**Request:**
According to the course notes text below, which domain-specific programming language appears among the main lecture topics?

You can view/download the PDF here. In the notes folder, you can also see the source code.
In the CHANGELOG file you can see the changes made to each version of the PDF file. The versioning can be helpful if you want to understand if there are any new features/fixes in the file.
For any issue, use the appropriate section.
Correlated Projects
During the Parallel Computing for HPC course, I created two projects:
- OpenMP Merge Sort Algorithm
- CUDA 2D convolution
More information in the following repository: Parallel-Computing-Challenges
Course Syllabus
According to the official course syllabus:
Main lectures topics:
- Motivations for parallel chips, processor basics: why parallelism?
- Multicore processors, SIMD processors, Memory models.
- GPU architectures
- Heterogenous parallel processing & Accelerators
- Parallel programming abstractions: PRAM model.
- Parallel programming basics: multithreading, data parallelism, shared memory space, memory consistency, synchronization.
- Tools and languages for parallel programming: Posix threads, OpenMP, Message Passing Interface, and CUDA.
- Parallel programming performance analysis and optimization.
- Data and computation parallel patterns: map, reduce, scan, gather, scatter, etc.
- Domain-specific programming languages: Halide.
Innovative Learning. The innovative learning activities in the course will be provided by the following active-classroom forms:
- Selected topics covered in a flipped-classroom form
- Blended-classroom exercise sessions (after an example explained by the teacher, students solve exercises and present and discuss results)

**Given data:**
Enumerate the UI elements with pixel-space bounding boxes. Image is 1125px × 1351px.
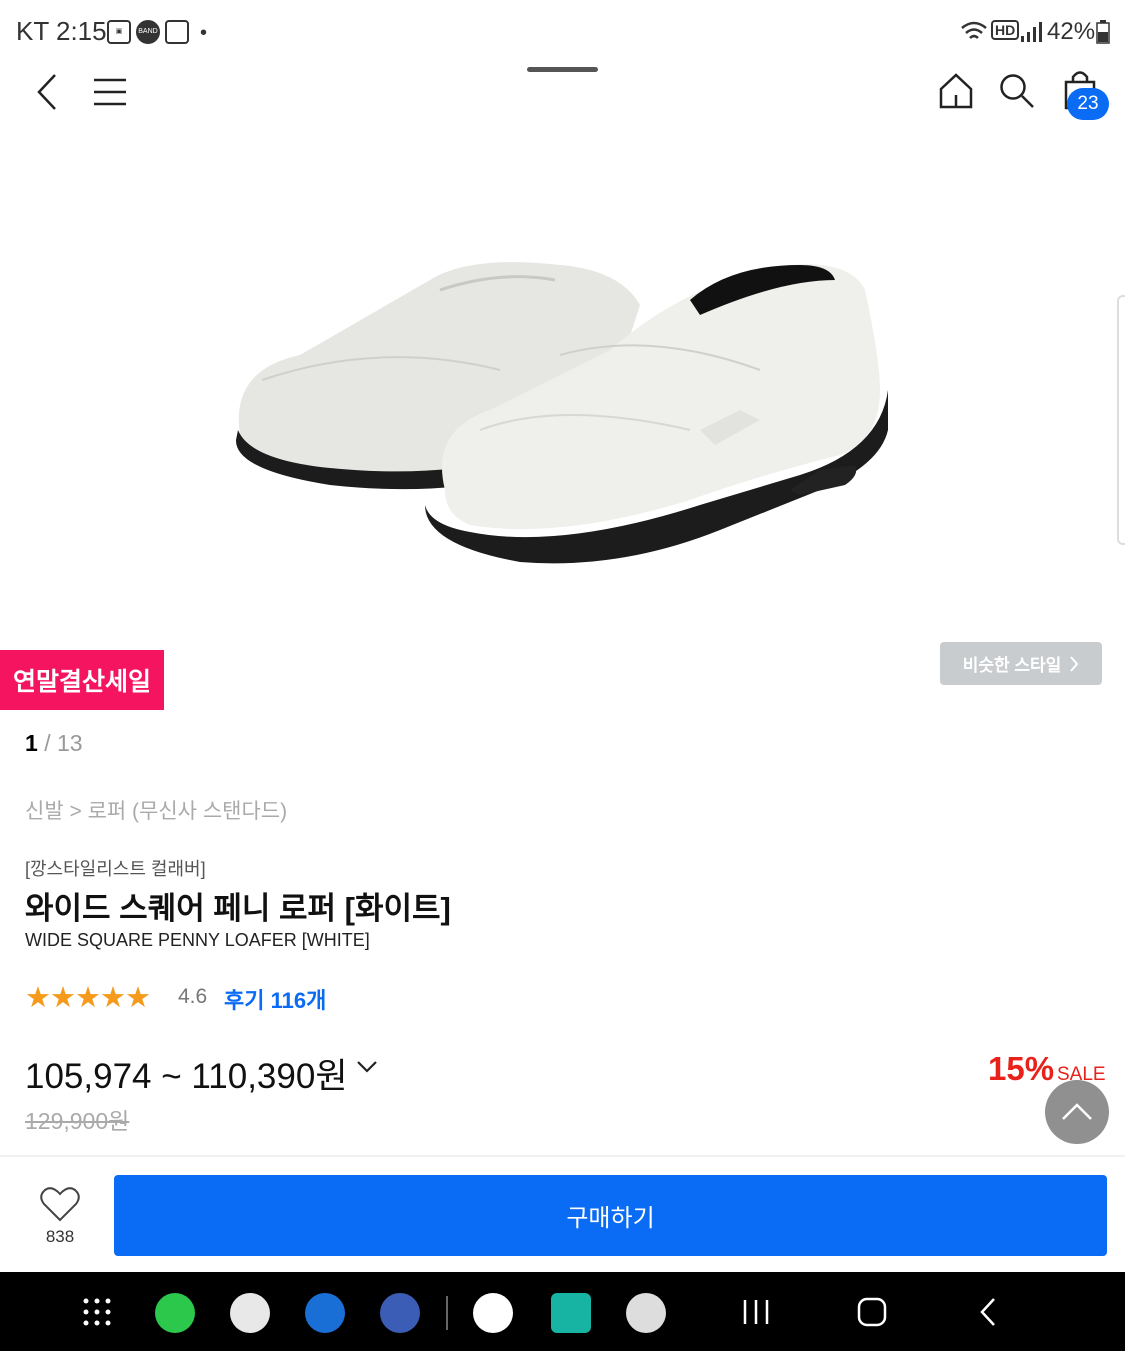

**Full output:**
Halide